* THE REQUEST *
Find the line that contains "Give me the" in the entries below. Output it and each later line exactly, and nothing else.

Stored data:
____
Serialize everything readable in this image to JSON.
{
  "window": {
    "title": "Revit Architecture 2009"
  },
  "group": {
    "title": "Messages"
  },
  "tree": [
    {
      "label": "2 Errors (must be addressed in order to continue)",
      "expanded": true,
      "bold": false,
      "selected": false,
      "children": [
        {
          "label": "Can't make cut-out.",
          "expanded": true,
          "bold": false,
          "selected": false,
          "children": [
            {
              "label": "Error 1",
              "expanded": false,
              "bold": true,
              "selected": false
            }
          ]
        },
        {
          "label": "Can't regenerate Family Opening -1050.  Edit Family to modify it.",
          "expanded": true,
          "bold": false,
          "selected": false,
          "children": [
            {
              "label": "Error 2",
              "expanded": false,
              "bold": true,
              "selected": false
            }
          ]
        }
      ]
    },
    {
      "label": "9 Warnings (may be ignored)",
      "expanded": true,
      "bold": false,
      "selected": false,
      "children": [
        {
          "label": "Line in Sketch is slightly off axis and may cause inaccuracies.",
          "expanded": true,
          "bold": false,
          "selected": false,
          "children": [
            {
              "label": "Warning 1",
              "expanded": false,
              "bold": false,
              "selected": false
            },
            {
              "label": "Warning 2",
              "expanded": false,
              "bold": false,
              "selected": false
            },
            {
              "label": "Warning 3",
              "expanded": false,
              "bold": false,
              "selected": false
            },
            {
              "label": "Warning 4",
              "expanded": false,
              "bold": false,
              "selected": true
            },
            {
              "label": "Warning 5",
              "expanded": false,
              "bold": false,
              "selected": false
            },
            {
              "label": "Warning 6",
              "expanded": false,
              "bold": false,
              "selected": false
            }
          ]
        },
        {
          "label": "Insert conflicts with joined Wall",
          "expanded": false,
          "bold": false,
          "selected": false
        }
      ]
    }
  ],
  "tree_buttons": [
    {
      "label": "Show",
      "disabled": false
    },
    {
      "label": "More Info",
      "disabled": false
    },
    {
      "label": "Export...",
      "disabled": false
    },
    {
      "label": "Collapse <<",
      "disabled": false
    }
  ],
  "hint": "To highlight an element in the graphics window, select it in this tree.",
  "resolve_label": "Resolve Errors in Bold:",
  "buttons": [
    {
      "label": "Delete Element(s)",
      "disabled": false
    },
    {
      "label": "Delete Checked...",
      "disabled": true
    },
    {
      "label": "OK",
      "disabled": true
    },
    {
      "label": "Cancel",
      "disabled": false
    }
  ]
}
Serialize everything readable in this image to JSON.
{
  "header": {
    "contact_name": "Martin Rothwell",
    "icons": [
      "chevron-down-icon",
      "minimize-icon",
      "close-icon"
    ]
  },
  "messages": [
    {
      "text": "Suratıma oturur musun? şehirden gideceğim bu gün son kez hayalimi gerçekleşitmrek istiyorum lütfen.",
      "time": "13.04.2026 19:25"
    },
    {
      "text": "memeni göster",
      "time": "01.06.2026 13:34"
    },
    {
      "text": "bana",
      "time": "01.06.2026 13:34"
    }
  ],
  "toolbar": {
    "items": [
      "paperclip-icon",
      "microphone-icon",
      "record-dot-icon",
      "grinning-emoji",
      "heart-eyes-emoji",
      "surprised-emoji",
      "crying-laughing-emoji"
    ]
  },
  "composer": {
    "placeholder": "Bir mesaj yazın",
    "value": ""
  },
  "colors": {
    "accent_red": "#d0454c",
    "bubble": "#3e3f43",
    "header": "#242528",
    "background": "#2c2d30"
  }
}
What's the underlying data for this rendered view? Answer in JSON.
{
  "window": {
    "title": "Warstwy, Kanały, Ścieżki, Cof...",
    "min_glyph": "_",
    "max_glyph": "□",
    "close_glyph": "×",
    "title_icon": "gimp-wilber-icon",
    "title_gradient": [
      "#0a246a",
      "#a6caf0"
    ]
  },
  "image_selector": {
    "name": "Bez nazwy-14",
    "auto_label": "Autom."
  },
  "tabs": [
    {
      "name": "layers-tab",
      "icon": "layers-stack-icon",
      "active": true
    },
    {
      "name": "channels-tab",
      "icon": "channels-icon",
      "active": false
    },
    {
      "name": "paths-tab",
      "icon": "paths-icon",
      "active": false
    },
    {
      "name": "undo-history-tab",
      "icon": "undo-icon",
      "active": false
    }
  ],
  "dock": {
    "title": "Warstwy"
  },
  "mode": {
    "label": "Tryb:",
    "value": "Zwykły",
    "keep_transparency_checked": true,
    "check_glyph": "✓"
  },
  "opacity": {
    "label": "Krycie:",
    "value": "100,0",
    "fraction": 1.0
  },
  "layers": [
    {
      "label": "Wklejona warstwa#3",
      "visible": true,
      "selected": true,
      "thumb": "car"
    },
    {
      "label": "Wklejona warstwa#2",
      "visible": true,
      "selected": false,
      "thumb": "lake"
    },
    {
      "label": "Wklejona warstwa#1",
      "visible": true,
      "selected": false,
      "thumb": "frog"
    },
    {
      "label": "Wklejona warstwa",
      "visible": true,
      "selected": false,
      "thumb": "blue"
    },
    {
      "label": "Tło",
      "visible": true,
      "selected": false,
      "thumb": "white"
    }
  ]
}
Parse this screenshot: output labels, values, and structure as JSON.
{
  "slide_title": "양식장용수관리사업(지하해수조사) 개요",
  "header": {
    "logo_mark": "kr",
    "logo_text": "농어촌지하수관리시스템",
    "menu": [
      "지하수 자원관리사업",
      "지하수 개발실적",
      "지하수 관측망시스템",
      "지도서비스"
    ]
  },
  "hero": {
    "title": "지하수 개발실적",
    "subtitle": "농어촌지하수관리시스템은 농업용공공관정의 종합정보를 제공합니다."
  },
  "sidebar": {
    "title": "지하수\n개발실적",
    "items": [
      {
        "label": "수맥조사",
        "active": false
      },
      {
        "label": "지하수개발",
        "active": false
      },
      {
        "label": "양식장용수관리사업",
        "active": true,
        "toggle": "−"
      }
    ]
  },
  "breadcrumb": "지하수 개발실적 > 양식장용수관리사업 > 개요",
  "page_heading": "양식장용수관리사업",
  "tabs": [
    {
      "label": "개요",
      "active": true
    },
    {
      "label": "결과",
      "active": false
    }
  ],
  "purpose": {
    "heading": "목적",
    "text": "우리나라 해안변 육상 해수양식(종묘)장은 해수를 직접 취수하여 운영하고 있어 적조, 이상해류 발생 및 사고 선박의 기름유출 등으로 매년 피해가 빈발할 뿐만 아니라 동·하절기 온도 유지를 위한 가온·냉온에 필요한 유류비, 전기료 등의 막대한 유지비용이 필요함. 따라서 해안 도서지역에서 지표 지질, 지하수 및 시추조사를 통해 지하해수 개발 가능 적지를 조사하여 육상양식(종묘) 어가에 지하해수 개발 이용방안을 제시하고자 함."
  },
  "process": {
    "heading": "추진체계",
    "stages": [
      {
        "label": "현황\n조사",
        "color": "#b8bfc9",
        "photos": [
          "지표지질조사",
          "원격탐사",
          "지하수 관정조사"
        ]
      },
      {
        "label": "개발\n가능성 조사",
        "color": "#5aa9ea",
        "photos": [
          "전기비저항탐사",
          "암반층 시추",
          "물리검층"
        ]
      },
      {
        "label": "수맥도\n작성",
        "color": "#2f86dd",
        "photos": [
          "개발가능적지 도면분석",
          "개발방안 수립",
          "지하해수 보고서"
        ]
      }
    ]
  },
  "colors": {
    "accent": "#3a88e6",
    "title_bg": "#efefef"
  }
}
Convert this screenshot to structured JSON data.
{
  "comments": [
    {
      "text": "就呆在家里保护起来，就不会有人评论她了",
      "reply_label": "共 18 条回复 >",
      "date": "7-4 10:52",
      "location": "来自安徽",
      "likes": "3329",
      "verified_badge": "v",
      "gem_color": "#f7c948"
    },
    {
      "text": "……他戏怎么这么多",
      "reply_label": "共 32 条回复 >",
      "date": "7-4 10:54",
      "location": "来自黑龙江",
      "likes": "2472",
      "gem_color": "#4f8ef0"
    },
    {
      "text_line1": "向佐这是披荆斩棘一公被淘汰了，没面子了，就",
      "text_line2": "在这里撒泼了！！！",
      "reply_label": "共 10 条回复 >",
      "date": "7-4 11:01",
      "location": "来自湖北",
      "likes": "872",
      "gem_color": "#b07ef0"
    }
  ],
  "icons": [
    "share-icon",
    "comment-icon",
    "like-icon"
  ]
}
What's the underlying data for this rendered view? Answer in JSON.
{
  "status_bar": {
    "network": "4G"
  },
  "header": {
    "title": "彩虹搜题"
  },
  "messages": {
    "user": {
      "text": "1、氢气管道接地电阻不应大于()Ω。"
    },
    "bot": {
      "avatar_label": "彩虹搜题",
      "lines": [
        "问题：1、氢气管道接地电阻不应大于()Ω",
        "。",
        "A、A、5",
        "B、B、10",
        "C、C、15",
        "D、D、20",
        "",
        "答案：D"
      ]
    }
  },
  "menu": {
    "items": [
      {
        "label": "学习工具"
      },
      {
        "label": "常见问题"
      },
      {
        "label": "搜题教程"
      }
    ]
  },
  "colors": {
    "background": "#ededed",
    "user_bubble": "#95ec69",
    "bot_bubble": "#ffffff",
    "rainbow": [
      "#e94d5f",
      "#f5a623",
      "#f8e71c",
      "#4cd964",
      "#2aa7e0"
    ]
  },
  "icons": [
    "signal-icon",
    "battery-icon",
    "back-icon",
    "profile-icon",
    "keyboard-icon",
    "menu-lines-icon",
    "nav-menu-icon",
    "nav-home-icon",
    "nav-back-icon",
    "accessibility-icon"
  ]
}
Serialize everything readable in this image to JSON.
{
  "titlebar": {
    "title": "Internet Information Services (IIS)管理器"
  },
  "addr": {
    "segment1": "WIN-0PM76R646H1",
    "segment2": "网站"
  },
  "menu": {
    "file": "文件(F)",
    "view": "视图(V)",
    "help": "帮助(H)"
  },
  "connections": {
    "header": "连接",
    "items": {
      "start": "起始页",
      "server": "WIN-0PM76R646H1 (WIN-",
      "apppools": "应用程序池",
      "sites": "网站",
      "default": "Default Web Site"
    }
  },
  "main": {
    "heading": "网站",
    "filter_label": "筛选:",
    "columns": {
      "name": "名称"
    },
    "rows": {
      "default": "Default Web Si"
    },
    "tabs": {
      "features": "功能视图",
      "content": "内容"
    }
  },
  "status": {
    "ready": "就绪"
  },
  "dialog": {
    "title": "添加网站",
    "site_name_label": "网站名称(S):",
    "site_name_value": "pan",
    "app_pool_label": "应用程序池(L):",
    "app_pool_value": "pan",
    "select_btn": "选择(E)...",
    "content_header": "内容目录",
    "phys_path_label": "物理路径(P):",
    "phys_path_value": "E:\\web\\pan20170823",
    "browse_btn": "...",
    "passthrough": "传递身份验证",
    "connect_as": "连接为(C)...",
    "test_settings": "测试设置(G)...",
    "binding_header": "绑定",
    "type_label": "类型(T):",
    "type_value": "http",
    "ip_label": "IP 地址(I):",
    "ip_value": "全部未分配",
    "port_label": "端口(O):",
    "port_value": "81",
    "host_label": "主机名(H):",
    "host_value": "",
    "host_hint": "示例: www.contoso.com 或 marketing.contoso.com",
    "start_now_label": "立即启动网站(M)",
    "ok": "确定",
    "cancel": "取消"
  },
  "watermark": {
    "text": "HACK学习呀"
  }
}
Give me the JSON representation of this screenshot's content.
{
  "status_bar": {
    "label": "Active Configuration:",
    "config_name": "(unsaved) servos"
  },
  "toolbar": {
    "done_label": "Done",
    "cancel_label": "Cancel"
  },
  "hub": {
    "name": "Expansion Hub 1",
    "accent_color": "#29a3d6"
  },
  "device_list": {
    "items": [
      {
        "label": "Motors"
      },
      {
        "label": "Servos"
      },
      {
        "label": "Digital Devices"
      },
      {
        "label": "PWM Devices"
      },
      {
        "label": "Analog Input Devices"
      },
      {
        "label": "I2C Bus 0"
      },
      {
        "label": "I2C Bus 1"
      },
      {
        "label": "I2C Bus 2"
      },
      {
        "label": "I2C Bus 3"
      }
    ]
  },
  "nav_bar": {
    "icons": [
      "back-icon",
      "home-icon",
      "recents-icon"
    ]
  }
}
____
* SOLUTION TO THE PROBLEM *
Give me the JSON representation of this screenshot's content.
{
  "status_bar": {
    "label": "Active Configuration:",
    "config_name": "(unsaved) servos"
  },
  "toolbar": {
    "done_label": "Done",
    "cancel_label": "Cancel"
  },
  "hub": {
    "name": "Expansion Hub 1",
    "accent_color": "#29a3d6"
  },
  "device_list": {
    "items": [
      {
        "label": "Motors"
      },
      {
        "label": "Servos"
      },
      {
        "label": "Digital Devices"
      },
      {
        "label": "PWM Devices"
      },
      {
        "label": "Analog Input Devices"
      },
      {
        "label": "I2C Bus 0"
      },
      {
        "label": "I2C Bus 1"
      },
      {
        "label": "I2C Bus 2"
      },
      {
        "label": "I2C Bus 3"
      }
    ]
  },
  "nav_bar": {
    "icons": [
      "back-icon",
      "home-icon",
      "recents-icon"
    ]
  }
}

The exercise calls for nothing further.